**REQUIRED TASK**
Every entry below should be printed exactly, without its images.

**SUPPLIED DATA**

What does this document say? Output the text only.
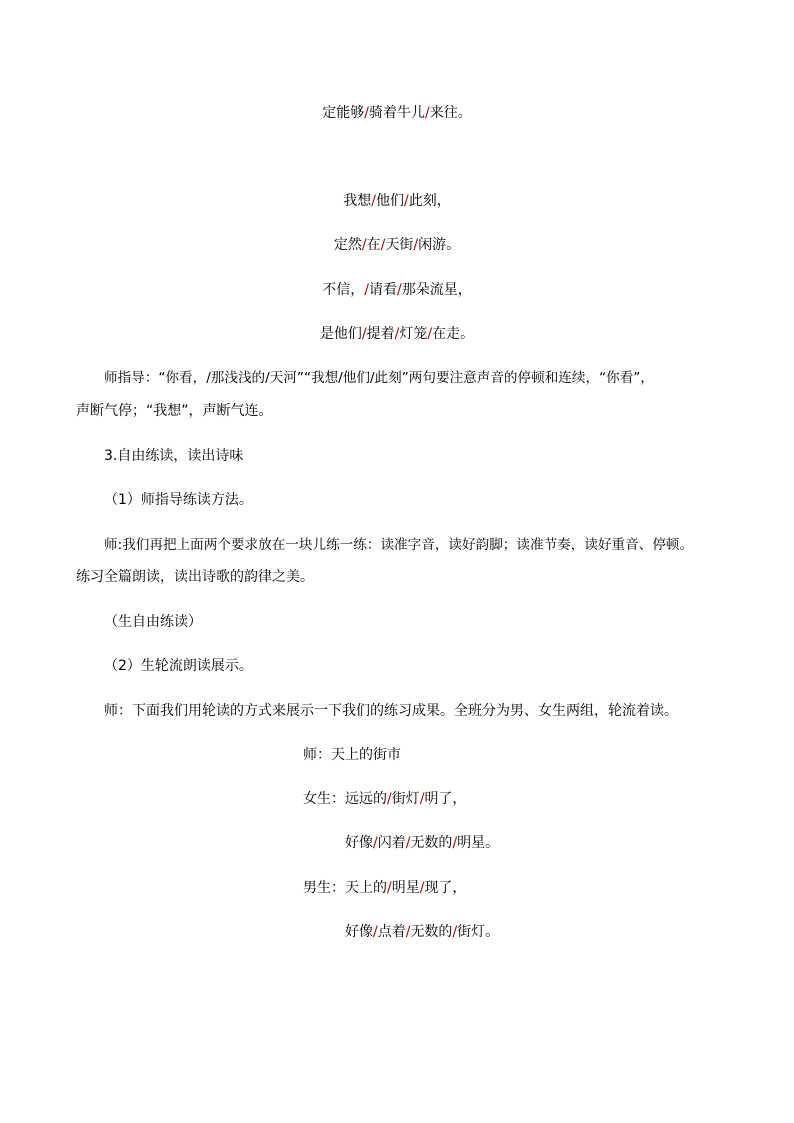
定能够/骑着牛儿/来往。
我想/他们/此刻，
定然/在/天街/闲游。
不信，/请看/那朵流星，
是他们/提着/灯笼/在走。
师指导：“你看，/那浅浅的/天河”“我想/他们/此刻”两句要注意声音的停顿和连续，“你看”，
声断气停；“我想”，声断气连。
3.自由练读，读出诗味
（1）师指导练读方法。
师:我们再把上面两个要求放在一块儿练一练：读准字音，读好韵脚；读准节奏，读好重音、停顿。
练习全篇朗读，读出诗歌的韵律之美。
（生自由练读）
（2）生轮流朗读展示。
师：下面我们用轮读的方式来展示一下我们的练习成果。全班分为男、女生两组，轮流着读。
师：天上的街市
女生：远远的/街灯/明了，
好像/闪着/无数的/明星。
男生：天上的/明星/现了，
好像/点着/无数的/街灯。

**TASK OUTPUT**
What does this document say? Output the text only.
定能够/骑着牛儿/来往。
我想/他们/此刻，
定然/在/天街/闲游。
不信，/请看/那朵流星，
是他们/提着/灯笼/在走。
师指导：“你看，/那浅浅的/天河”“我想/他们/此刻”两句要注意声音的停顿和连续，“你看”，
声断气停；“我想”，声断气连。
3.自由练读，读出诗味
（1）师指导练读方法。
师:我们再把上面两个要求放在一块儿练一练：读准字音，读好韵脚；读准节奏，读好重音、停顿。
练习全篇朗读，读出诗歌的韵律之美。
（生自由练读）
（2）生轮流朗读展示。
师：下面我们用轮读的方式来展示一下我们的练习成果。全班分为男、女生两组，轮流着读。
师：天上的街市
女生：远远的/街灯/明了，
好像/闪着/无数的/明星。
男生：天上的/明星/现了，
好像/点着/无数的/街灯。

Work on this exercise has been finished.